» What is required
Reproduce the material word for word, from its first line through the line containing "class-item-label: Colvert mâle", both included.

» Data in this exercise
┄┄┄┄┄┄

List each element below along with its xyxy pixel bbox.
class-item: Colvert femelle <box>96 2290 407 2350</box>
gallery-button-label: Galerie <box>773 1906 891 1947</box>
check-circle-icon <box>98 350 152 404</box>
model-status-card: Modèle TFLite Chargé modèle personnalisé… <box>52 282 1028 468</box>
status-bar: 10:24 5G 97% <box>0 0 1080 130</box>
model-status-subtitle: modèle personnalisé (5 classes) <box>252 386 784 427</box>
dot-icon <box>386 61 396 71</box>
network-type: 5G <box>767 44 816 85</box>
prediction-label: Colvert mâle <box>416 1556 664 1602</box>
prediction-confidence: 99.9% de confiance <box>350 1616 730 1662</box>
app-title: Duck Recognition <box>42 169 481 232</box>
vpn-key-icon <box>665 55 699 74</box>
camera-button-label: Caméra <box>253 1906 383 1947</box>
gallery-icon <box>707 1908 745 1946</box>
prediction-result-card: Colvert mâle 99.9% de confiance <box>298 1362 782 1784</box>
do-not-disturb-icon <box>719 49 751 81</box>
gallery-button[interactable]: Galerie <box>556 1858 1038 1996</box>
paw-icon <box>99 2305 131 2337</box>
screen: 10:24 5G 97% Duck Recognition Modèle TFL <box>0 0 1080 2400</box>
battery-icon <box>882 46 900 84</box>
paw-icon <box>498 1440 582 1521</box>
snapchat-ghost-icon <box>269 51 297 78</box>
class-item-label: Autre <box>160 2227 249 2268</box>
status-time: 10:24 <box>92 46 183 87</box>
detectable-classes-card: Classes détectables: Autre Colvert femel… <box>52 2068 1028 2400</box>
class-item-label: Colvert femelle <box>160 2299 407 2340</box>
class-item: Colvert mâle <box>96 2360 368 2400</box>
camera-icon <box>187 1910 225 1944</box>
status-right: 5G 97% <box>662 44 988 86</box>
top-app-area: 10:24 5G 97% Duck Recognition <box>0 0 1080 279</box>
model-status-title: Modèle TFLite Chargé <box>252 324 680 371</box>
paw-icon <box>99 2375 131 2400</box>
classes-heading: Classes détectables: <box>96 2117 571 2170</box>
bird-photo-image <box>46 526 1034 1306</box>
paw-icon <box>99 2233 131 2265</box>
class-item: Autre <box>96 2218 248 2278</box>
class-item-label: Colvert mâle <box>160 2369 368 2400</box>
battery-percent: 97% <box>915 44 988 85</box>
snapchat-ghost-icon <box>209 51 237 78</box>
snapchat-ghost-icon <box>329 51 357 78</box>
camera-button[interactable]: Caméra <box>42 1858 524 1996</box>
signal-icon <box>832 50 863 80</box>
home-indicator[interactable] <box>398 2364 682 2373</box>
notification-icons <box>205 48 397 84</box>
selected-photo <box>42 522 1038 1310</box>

┄┄┄┄┄┄

» Result of this task
List each element below along with its xyxy pixel bbox.
class-item: Colvert femelle <box>96 2290 407 2350</box>
gallery-button-label: Galerie <box>773 1906 891 1947</box>
check-circle-icon <box>98 350 152 404</box>
model-status-card: Modèle TFLite Chargé modèle personnalisé… <box>52 282 1028 468</box>
status-bar: 10:24 5G 97% <box>0 0 1080 130</box>
model-status-subtitle: modèle personnalisé (5 classes) <box>252 386 784 427</box>
dot-icon <box>386 61 396 71</box>
network-type: 5G <box>767 44 816 85</box>
prediction-label: Colvert mâle <box>416 1556 664 1602</box>
prediction-confidence: 99.9% de confiance <box>350 1616 730 1662</box>
app-title: Duck Recognition <box>42 169 481 232</box>
vpn-key-icon <box>665 55 699 74</box>
camera-button-label: Caméra <box>253 1906 383 1947</box>
gallery-icon <box>707 1908 745 1946</box>
prediction-result-card: Colvert mâle 99.9% de confiance <box>298 1362 782 1784</box>
do-not-disturb-icon <box>719 49 751 81</box>
gallery-button[interactable]: Galerie <box>556 1858 1038 1996</box>
paw-icon <box>99 2305 131 2337</box>
screen: 10:24 5G 97% Duck Recognition Modèle TFL <box>0 0 1080 2400</box>
battery-icon <box>882 46 900 84</box>
paw-icon <box>498 1440 582 1521</box>
snapchat-ghost-icon <box>269 51 297 78</box>
class-item-label: Autre <box>160 2227 249 2268</box>
status-time: 10:24 <box>92 46 183 87</box>
detectable-classes-card: Classes détectables: Autre Colvert femel… <box>52 2068 1028 2400</box>
class-item-label: Colvert femelle <box>160 2299 407 2340</box>
class-item: Colvert mâle <box>96 2360 368 2400</box>
camera-icon <box>187 1910 225 1944</box>
status-right: 5G 97% <box>662 44 988 86</box>
top-app-area: 10:24 5G 97% Duck Recognition <box>0 0 1080 279</box>
model-status-title: Modèle TFLite Chargé <box>252 324 680 371</box>
paw-icon <box>99 2375 131 2400</box>
classes-heading: Classes détectables: <box>96 2117 571 2170</box>
bird-photo-image <box>46 526 1034 1306</box>
paw-icon <box>99 2233 131 2265</box>
class-item: Autre <box>96 2218 248 2278</box>
class-item-label: Colvert mâle <box>160 2369 368 2400</box>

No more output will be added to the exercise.